Extend the court's discussion of the plaintiffs' standing by writing what comes after its final sentence.

EXCERPT TO READ »

┌──

A. Plaintiffs' Standing

To possess Article III standing, a plaintiff must establish: “(1) an injury in fact; (2) a causal connection between the injury and the conduct complained of, such that the injury is fairly traceable to the defendant's actions; and (3) a likelihood that the injury will be redressed by a favorable decision.” Ali, 26 F.4th at 596 (quoting Lujan v. Defs. of Wildlife, 504 U.S. 555, 56061 (1992)). Moreover, in the class-action context, “most jurisdictions, and some courts in the Fourth Circuit, have adopted the class-certification approach, under which ‘an action [may] proceed once the named plaintiff demonstrates her individual standing to bring a claim.'” Guerrero v. Bank of Am. N.A., 2023 WL 2712484, at *4 (W.D. N.C. Mar. 30, 2023) (alteration in original) (quoting Singh v. Lenovo (U.S.) Inc., 510 F.Supp.3d 310, 319 (D. Md. 2021)). This Court will take a similar approach. In this case, the Court finds that Plaintiffs have sufficiently alleged injury-in-fact, traceability, and redressability to establish they have standing.

└──

DATA »
┌──

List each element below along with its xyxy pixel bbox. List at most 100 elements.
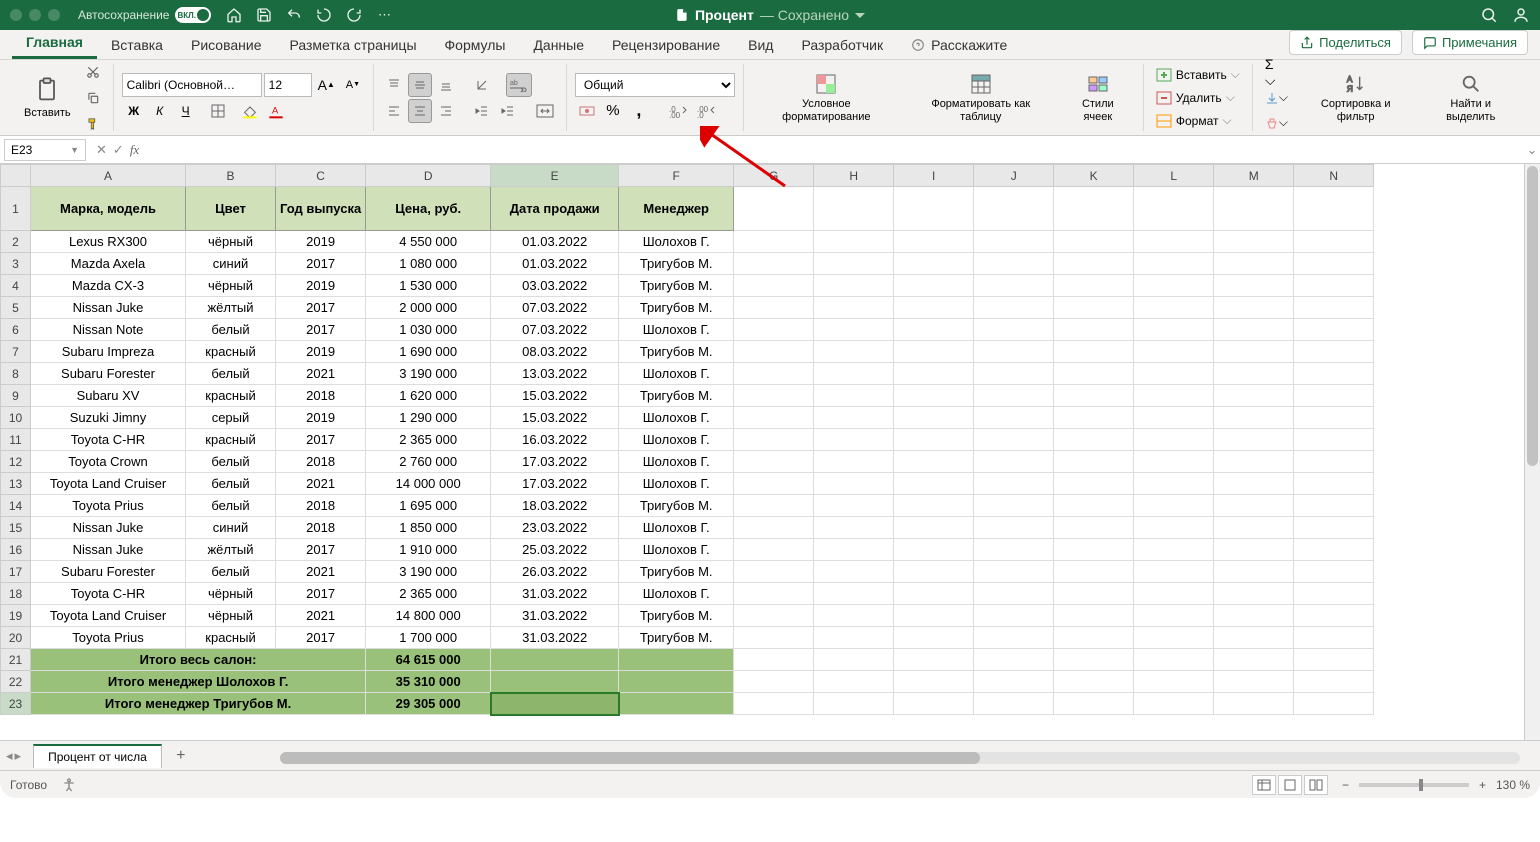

└──

RIGHT ANSWER »
i. Injury-in-Fact

An injury-in-fact must be “concrete and particularized [,]” meaning that the injury alleged “must affect the plaintiff in a personal and individual way” and “must actually exist.” Spokeo, Inc. v. Robins, 578 U.S. 330, 339 (2016) (quoting Lujan, 504 U.S. at 560). In the context of a class action, “we analyze standing based on the allegations of personal injury made by the named plaintiffs.” Baehr v. Creig Northrop Team, P.C., 953 F.3d 244, 252 (4th Cir. 2020) (quoting Hutton v. Nat'l Bd. Of Exam 'rs in Optometry, Inc., 892 F.3d 613,620 (4th Cir. 2018)). “[P]alpable economic injuries have long been recognized as sufficient to lay the basis for standing[.]” Sierra Club v. Morton, 405 U.S. 727, 733 (1972).

Plaintiffs' allegations describing financial injury are more substantial than allegations in recent and similar cases where standing was found. See, e.g, Guerrero, 2023 WL 2712484, at *4 n.3 (finding standing where “the named plaintiffs sufficiently allege that they suffered financial harms because of the bank's purportedly inflated charges”); compare with Wilson v. Mastercard, Inc., 2022 WL 3159305, at *4 (S.D.N.Y. Aug. 8, 2022) (finding that the plaintiff did not sufficiently allege injury-in-fact against Mastercard where she alleged only a single transaction that included an off-market exchange rate and, according to the court, “offer[ed] no details to support her conclusory assertion that the currency conversion rate was higher than the applicable wholesale rate”).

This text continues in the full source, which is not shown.